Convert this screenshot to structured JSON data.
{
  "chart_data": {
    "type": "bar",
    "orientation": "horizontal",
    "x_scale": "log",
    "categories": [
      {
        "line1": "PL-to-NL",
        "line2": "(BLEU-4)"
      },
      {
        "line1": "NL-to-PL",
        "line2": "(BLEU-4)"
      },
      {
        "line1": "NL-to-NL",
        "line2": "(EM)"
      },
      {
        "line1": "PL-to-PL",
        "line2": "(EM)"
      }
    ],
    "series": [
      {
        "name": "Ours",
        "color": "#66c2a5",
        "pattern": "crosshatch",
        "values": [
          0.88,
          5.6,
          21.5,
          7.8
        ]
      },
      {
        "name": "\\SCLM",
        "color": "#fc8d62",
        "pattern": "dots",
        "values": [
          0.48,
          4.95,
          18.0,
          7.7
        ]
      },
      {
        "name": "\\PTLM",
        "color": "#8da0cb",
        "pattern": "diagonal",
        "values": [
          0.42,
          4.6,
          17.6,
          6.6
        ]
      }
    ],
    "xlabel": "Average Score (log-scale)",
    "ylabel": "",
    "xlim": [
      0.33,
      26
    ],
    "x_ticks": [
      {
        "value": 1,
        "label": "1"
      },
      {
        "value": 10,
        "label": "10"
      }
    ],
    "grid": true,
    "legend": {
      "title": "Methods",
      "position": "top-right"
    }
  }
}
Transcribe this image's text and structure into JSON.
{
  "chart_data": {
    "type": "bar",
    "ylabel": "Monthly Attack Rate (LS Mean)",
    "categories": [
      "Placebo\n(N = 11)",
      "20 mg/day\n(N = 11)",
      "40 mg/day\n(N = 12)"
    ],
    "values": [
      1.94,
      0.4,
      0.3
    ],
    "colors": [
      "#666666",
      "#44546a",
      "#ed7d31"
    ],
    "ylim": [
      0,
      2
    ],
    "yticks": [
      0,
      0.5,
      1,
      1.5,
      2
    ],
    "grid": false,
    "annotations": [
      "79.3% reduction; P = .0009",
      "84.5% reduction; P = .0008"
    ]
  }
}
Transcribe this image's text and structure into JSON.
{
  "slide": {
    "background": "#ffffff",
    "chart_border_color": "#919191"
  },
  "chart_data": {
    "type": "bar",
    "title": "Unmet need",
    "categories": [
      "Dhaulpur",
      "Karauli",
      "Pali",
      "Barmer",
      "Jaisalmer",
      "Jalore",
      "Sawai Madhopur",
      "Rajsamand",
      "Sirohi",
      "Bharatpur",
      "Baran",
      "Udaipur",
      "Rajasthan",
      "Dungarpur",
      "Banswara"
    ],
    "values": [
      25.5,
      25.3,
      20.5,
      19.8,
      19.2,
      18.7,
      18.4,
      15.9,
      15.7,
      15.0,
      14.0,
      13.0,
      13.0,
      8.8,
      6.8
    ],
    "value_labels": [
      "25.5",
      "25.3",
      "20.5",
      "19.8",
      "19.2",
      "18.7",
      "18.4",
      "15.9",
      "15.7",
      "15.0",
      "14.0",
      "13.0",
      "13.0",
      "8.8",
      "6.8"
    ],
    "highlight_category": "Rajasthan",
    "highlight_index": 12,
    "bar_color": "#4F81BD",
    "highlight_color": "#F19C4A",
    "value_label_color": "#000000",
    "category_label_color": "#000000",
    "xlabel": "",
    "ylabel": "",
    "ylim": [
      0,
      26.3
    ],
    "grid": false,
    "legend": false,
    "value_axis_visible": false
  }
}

====================

Would you reproduce all the entries exactly?

▸ **Worked answer**:
Convert this screenshot to structured JSON data.
{
  "chart_data": {
    "type": "bar",
    "orientation": "horizontal",
    "x_scale": "log",
    "categories": [
      {
        "line1": "PL-to-NL",
        "line2": "(BLEU-4)"
      },
      {
        "line1": "NL-to-PL",
        "line2": "(BLEU-4)"
      },
      {
        "line1": "NL-to-NL",
        "line2": "(EM)"
      },
      {
        "line1": "PL-to-PL",
        "line2": "(EM)"
      }
    ],
    "series": [
      {
        "name": "Ours",
        "color": "#66c2a5",
        "pattern": "crosshatch",
        "values": [
          0.88,
          5.6,
          21.5,
          7.8
        ]
      },
      {
        "name": "\\SCLM",
        "color": "#fc8d62",
        "pattern": "dots",
        "values": [
          0.48,
          4.95,
          18.0,
          7.7
        ]
      },
      {
        "name": "\\PTLM",
        "color": "#8da0cb",
        "pattern": "diagonal",
        "values": [
          0.42,
          4.6,
          17.6,
          6.6
        ]
      }
    ],
    "xlabel": "Average Score (log-scale)",
    "ylabel": "",
    "xlim": [
      0.33,
      26
    ],
    "x_ticks": [
      {
        "value": 1,
        "label": "1"
      },
      {
        "value": 10,
        "label": "10"
      }
    ],
    "grid": true,
    "legend": {
      "title": "Methods",
      "position": "top-right"
    }
  }
}
Transcribe this image's text and structure into JSON.
{
  "chart_data": {
    "type": "bar",
    "ylabel": "Monthly Attack Rate (LS Mean)",
    "categories": [
      "Placebo\n(N = 11)",
      "20 mg/day\n(N = 11)",
      "40 mg/day\n(N = 12)"
    ],
    "values": [
      1.94,
      0.4,
      0.3
    ],
    "colors": [
      "#666666",
      "#44546a",
      "#ed7d31"
    ],
    "ylim": [
      0,
      2
    ],
    "yticks": [
      0,
      0.5,
      1,
      1.5,
      2
    ],
    "grid": false,
    "annotations": [
      "79.3% reduction; P = .0009",
      "84.5% reduction; P = .0008"
    ]
  }
}
Transcribe this image's text and structure into JSON.
{
  "slide": {
    "background": "#ffffff",
    "chart_border_color": "#919191"
  },
  "chart_data": {
    "type": "bar",
    "title": "Unmet need",
    "categories": [
      "Dhaulpur",
      "Karauli",
      "Pali",
      "Barmer",
      "Jaisalmer",
      "Jalore",
      "Sawai Madhopur",
      "Rajsamand",
      "Sirohi",
      "Bharatpur",
      "Baran",
      "Udaipur",
      "Rajasthan",
      "Dungarpur",
      "Banswara"
    ],
    "values": [
      25.5,
      25.3,
      20.5,
      19.8,
      19.2,
      18.7,
      18.4,
      15.9,
      15.7,
      15.0,
      14.0,
      13.0,
      13.0,
      8.8,
      6.8
    ],
    "value_labels": [
      "25.5",
      "25.3",
      "20.5",
      "19.8",
      "19.2",
      "18.7",
      "18.4",
      "15.9",
      "15.7",
      "15.0",
      "14.0",
      "13.0",
      "13.0",
      "8.8",
      "6.8"
    ],
    "highlight_category": "Rajasthan",
    "highlight_index": 12,
    "bar_color": "#4F81BD",
    "highlight_color": "#F19C4A",
    "value_label_color": "#000000",
    "category_label_color": "#000000",
    "xlabel": "",
    "ylabel": "",
    "ylim": [
      0,
      26.3
    ],
    "grid": false,
    "legend": false,
    "value_axis_visible": false
  }
}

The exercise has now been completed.